**Work required:** From the entries that follow, list every line in which the string "price" appears.

**Given records:**
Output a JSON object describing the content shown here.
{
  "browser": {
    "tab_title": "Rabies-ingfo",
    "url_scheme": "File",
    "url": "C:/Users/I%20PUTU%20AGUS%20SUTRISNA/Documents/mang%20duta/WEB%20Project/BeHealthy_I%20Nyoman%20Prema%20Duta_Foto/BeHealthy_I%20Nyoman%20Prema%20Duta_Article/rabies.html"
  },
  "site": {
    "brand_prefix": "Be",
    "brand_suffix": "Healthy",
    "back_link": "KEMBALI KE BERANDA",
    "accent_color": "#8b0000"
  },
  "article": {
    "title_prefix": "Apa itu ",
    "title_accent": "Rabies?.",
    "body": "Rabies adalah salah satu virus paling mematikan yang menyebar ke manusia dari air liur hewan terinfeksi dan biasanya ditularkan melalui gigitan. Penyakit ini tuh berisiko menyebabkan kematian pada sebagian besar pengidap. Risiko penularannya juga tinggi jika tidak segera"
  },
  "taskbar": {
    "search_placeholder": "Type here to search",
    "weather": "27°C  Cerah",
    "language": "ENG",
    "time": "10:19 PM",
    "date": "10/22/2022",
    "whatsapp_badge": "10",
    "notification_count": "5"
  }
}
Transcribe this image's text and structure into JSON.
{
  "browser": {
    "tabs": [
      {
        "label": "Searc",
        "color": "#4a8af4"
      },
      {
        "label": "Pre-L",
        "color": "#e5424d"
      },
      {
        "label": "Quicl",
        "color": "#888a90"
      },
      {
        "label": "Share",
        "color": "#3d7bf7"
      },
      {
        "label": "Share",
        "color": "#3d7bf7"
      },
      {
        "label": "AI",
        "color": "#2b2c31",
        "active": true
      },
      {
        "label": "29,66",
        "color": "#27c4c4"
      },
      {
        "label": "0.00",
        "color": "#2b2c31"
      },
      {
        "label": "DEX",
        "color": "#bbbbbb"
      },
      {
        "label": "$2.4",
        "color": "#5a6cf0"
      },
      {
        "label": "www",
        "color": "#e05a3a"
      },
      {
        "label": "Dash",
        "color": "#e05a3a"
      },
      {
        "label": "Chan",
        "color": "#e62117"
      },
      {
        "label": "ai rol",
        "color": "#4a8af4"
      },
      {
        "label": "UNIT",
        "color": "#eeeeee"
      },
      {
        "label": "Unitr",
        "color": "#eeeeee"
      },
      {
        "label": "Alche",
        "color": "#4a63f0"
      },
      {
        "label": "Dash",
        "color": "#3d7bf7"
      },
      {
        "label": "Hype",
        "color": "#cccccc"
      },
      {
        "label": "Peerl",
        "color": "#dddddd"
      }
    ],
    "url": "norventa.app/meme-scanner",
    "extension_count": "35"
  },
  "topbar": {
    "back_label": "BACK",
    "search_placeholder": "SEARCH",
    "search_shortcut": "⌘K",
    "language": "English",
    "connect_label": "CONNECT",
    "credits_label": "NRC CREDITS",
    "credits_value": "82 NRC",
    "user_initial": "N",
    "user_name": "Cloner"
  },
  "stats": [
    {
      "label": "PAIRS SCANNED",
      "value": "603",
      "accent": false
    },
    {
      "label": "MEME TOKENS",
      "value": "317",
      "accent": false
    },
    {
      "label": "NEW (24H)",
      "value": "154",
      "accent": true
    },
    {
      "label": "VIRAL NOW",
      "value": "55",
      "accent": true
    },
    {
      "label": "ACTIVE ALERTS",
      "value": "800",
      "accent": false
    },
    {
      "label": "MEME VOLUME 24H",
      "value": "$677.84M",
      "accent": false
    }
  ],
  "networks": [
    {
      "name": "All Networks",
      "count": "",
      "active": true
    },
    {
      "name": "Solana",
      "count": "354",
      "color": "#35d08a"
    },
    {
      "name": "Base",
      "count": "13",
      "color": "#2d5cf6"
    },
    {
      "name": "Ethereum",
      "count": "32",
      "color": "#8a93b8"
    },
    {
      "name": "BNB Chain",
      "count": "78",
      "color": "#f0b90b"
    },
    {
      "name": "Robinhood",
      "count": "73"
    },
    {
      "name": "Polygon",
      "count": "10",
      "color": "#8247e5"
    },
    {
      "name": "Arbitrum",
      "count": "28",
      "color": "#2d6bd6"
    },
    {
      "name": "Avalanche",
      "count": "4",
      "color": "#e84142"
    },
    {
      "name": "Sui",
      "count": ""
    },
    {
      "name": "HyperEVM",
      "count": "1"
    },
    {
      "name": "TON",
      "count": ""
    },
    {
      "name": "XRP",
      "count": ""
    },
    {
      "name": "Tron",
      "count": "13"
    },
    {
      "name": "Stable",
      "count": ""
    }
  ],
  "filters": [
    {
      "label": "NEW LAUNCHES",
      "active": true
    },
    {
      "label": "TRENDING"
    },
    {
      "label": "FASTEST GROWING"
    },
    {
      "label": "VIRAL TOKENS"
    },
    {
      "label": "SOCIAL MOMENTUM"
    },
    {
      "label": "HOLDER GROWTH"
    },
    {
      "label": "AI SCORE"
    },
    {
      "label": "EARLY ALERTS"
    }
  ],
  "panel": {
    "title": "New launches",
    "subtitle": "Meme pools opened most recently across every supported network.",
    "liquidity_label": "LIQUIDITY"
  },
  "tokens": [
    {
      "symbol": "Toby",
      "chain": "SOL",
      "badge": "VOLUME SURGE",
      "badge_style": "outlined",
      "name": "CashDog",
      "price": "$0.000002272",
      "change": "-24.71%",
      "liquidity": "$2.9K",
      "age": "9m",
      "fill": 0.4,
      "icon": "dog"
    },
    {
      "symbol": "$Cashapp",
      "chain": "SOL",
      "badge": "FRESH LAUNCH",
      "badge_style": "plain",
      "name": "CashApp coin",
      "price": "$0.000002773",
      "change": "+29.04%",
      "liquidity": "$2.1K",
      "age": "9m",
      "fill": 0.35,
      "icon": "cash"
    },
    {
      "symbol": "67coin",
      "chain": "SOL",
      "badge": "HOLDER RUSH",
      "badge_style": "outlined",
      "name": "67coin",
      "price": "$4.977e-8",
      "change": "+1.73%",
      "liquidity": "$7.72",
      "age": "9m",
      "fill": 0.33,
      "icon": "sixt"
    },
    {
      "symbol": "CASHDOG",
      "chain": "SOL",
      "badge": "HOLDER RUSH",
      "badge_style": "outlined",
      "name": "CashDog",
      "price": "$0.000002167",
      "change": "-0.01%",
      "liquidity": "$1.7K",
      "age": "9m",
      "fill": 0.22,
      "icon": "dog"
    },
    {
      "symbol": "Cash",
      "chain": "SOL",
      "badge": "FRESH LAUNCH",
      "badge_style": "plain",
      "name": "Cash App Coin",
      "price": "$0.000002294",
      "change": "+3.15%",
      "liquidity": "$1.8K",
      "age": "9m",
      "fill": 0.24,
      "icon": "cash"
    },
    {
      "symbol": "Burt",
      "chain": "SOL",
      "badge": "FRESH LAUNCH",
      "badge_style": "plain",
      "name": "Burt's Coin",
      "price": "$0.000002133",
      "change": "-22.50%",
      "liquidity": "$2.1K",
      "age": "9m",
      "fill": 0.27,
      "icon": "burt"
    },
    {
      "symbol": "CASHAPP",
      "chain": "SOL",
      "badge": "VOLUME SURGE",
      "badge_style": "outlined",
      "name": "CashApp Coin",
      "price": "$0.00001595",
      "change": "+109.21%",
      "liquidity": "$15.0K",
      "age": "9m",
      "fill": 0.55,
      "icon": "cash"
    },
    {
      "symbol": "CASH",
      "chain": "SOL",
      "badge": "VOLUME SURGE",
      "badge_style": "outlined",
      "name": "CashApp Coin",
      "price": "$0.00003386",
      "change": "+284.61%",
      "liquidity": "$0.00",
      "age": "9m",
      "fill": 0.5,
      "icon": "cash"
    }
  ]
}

**Response to this task:**
      "price": "$0.000002272",
      "price": "$0.000002773",
      "price": "$4.977e-8",
      "price": "$0.000002167",
      "price": "$0.000002294",
      "price": "$0.000002133",
      "price": "$0.00001595",
      "price": "$0.00003386",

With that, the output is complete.